>> Begin

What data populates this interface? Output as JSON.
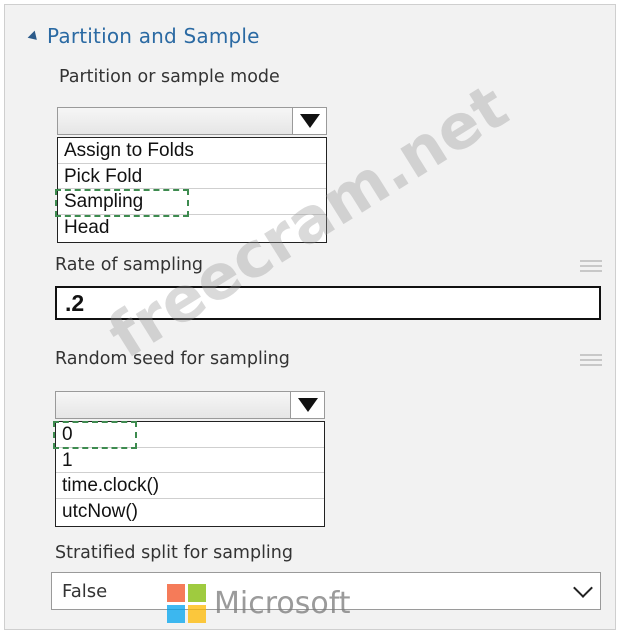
{
  "panel": {
    "title": "Partition and Sample"
  },
  "partition_mode": {
    "label": "Partition or sample mode",
    "selected": "",
    "options": [
      "Assign to Folds",
      "Pick Fold",
      "Sampling",
      "Head"
    ]
  },
  "rate_of_sampling": {
    "label": "Rate of sampling",
    "value": ".2"
  },
  "random_seed": {
    "label": "Random seed for sampling",
    "selected": "",
    "options": [
      "0",
      "1",
      "time.clock()",
      "utcNow()"
    ]
  },
  "stratified_split": {
    "label": "Stratified split for sampling",
    "value": "False"
  },
  "watermarks": {
    "freecram": "freecram.net",
    "microsoft": "Microsoft"
  },
  "colors": {
    "title": "#2b6aa3",
    "highlight_dash": "#3d8b4f",
    "ms_red": "#f25022",
    "ms_green": "#7fba00",
    "ms_blue": "#00a4ef",
    "ms_yellow": "#ffb900"
  }
}
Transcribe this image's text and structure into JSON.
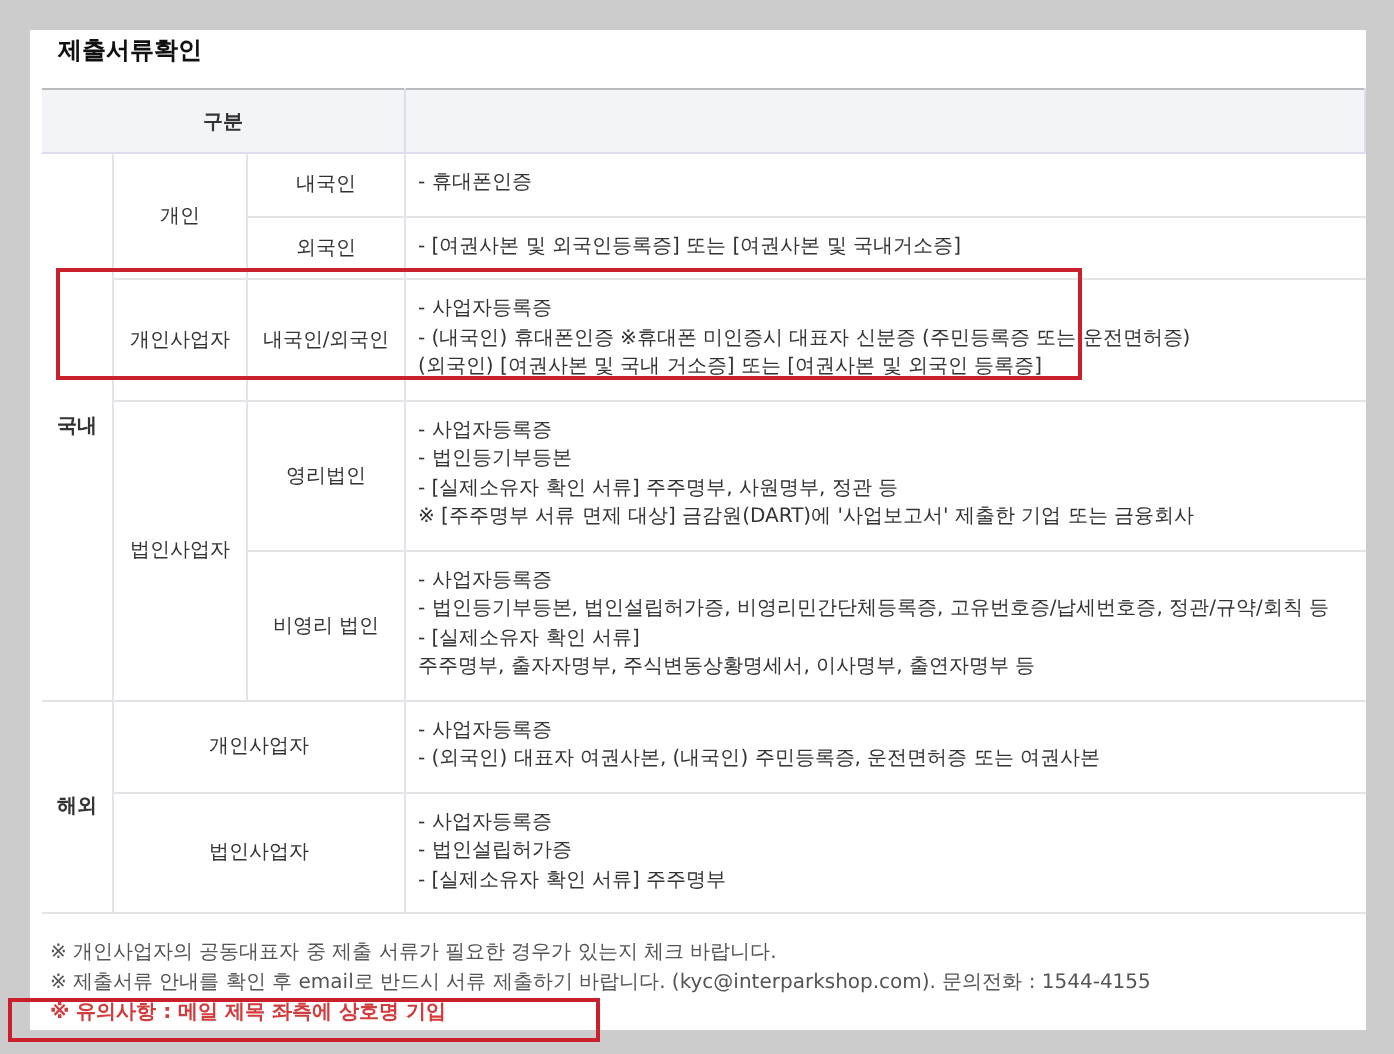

>> End

**Work to complete**: Every entry should be returned exactly as written, minus the pictures.

**Result for this task**:
What data populates this interface? Output as JSON.
{
  "panel": {
    "title": "Partition and Sample"
  },
  "partition_mode": {
    "label": "Partition or sample mode",
    "selected": "",
    "options": [
      "Assign to Folds",
      "Pick Fold",
      "Sampling",
      "Head"
    ]
  },
  "rate_of_sampling": {
    "label": "Rate of sampling",
    "value": ".2"
  },
  "random_seed": {
    "label": "Random seed for sampling",
    "selected": "",
    "options": [
      "0",
      "1",
      "time.clock()",
      "utcNow()"
    ]
  },
  "stratified_split": {
    "label": "Stratified split for sampling",
    "value": "False"
  },
  "watermarks": {
    "freecram": "freecram.net",
    "microsoft": "Microsoft"
  },
  "colors": {
    "title": "#2b6aa3",
    "highlight_dash": "#3d8b4f",
    "ms_red": "#f25022",
    "ms_green": "#7fba00",
    "ms_blue": "#00a4ef",
    "ms_yellow": "#ffb900"
  }
}
Transcribe this image's text and structure into JSON.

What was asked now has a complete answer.